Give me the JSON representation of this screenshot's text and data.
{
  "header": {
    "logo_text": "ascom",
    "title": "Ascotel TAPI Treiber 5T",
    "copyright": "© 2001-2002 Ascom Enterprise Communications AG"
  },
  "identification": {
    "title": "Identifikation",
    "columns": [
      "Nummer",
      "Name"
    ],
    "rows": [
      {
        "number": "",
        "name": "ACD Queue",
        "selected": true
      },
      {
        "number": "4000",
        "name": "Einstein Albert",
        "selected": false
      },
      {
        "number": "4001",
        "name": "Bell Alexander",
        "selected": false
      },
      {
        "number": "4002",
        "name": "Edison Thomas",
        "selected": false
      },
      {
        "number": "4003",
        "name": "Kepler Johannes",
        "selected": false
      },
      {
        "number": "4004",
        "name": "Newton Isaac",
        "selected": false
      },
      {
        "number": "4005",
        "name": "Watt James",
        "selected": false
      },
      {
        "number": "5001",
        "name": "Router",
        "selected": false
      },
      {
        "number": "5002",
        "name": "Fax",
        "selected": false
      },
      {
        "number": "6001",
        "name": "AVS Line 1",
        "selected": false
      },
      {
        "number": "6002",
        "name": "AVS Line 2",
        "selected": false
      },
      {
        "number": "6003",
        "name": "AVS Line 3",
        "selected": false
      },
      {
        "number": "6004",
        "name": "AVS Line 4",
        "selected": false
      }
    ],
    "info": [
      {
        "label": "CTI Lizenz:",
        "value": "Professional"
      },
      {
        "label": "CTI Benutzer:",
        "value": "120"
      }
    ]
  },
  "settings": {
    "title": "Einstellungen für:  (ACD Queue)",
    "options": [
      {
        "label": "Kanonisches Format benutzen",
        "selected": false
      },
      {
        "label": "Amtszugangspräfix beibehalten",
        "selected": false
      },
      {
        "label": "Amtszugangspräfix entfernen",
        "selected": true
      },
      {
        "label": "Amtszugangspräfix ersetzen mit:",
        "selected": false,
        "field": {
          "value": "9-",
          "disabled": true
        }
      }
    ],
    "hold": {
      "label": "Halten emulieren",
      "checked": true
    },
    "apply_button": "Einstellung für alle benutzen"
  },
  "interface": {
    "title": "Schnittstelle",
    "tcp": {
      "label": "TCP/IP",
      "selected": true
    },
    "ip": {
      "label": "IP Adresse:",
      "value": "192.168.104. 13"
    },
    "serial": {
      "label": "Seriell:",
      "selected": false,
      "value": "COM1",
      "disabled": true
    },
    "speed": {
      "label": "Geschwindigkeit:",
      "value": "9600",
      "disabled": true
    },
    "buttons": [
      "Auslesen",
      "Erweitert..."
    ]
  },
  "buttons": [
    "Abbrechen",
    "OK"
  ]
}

:: Direction ::
Write out all the records above again, exactly as they stand.

:: Task response ::
Give me the JSON representation of this screenshot's text and data.
{
  "header": {
    "logo_text": "ascom",
    "title": "Ascotel TAPI Treiber 5T",
    "copyright": "© 2001-2002 Ascom Enterprise Communications AG"
  },
  "identification": {
    "title": "Identifikation",
    "columns": [
      "Nummer",
      "Name"
    ],
    "rows": [
      {
        "number": "",
        "name": "ACD Queue",
        "selected": true
      },
      {
        "number": "4000",
        "name": "Einstein Albert",
        "selected": false
      },
      {
        "number": "4001",
        "name": "Bell Alexander",
        "selected": false
      },
      {
        "number": "4002",
        "name": "Edison Thomas",
        "selected": false
      },
      {
        "number": "4003",
        "name": "Kepler Johannes",
        "selected": false
      },
      {
        "number": "4004",
        "name": "Newton Isaac",
        "selected": false
      },
      {
        "number": "4005",
        "name": "Watt James",
        "selected": false
      },
      {
        "number": "5001",
        "name": "Router",
        "selected": false
      },
      {
        "number": "5002",
        "name": "Fax",
        "selected": false
      },
      {
        "number": "6001",
        "name": "AVS Line 1",
        "selected": false
      },
      {
        "number": "6002",
        "name": "AVS Line 2",
        "selected": false
      },
      {
        "number": "6003",
        "name": "AVS Line 3",
        "selected": false
      },
      {
        "number": "6004",
        "name": "AVS Line 4",
        "selected": false
      }
    ],
    "info": [
      {
        "label": "CTI Lizenz:",
        "value": "Professional"
      },
      {
        "label": "CTI Benutzer:",
        "value": "120"
      }
    ]
  },
  "settings": {
    "title": "Einstellungen für:  (ACD Queue)",
    "options": [
      {
        "label": "Kanonisches Format benutzen",
        "selected": false
      },
      {
        "label": "Amtszugangspräfix beibehalten",
        "selected": false
      },
      {
        "label": "Amtszugangspräfix entfernen",
        "selected": true
      },
      {
        "label": "Amtszugangspräfix ersetzen mit:",
        "selected": false,
        "field": {
          "value": "9-",
          "disabled": true
        }
      }
    ],
    "hold": {
      "label": "Halten emulieren",
      "checked": true
    },
    "apply_button": "Einstellung für alle benutzen"
  },
  "interface": {
    "title": "Schnittstelle",
    "tcp": {
      "label": "TCP/IP",
      "selected": true
    },
    "ip": {
      "label": "IP Adresse:",
      "value": "192.168.104. 13"
    },
    "serial": {
      "label": "Seriell:",
      "selected": false,
      "value": "COM1",
      "disabled": true
    },
    "speed": {
      "label": "Geschwindigkeit:",
      "value": "9600",
      "disabled": true
    },
    "buttons": [
      "Auslesen",
      "Erweitert..."
    ]
  },
  "buttons": [
    "Abbrechen",
    "OK"
  ]
}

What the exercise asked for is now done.